Work required - Transcribe, without alteration, the portion of the text on the concrete wall assembly jig that runs from "The inner edges" to "into the assembly jig.".

Text block -
-.-.-

During manufacture each of these different end structures requires a different end frame member, but with hinged sidewalls on the channel members, different end frame member shapes may easily be attached to standard channel members and individual assembly jigs are not required for each end configuration.

The basic structure of the assembly jig of the present invention is two parallel continuous longitudinal members with "L" cross sections which are attached to parallel base beams that are themselves attached to fixed cross beams. The "L" members are attached to the outer edges of the top surfaces of the base beams with hinges and are oriented so that the base of each "L" is closer to the other parallel "L" member than the vertical side. The vertical sides of the "L"s are therefore the outermost walls of the eventual channel member and determine the perimeter of the assembly jig. Because of the hinged connection, each "L" mamber can be pivoted down from its position with the outer wall in a vertical orientation, the position used when the jig is receiving concrete, to a non-vertical orientation, which is used to release the finished wall or to set up the assembly jig.

The inner edges of the base beams, also have hinges to which inner vertical sections are attached. However, when installed these inner vertical sections do not form a continuous wall, but are spaced from each other by dimensions appropriate to accommodate the width of the preformed concrete studs which will fit between them. These inner vertical sections of the assembly jig also have flexible gaskets along their vertical edges which abut the installed preformed concrete beams. These flexible edge gaskets seal the vertical sections against the preformed concrete beams, and therefore prevent the concrete from leaking through the junction, hardening, and gradually building up until the concrete would, as in the prior art, interfere with the insertion of subsequent preformed concrete beams into the assembly jig.

-.-.-

Supplied data -
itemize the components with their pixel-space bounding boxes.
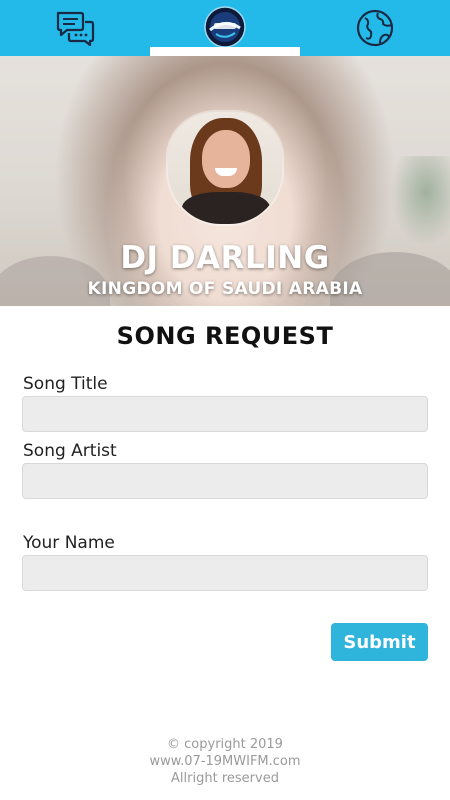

-.-.-

Result -
The inner edges of the base beams, also have hinges to which inner vertical sections are attached. However, when installed these inner vertical sections do not form a continuous wall, but are spaced from each other by dimensions appropriate to accommodate the width of the preformed concrete studs which will fit between them. These inner vertical sections of the assembly jig also have flexible gaskets along their vertical edges which abut the installed preformed concrete beams. These flexible edge gaskets seal the vertical sections against the preformed concrete beams, and therefore prevent the concrete from leaking through the junction, hardening, and gradually building up until the concrete would, as in the prior art, interfere with the insertion of subsequent preformed concrete beams into the assembly jig.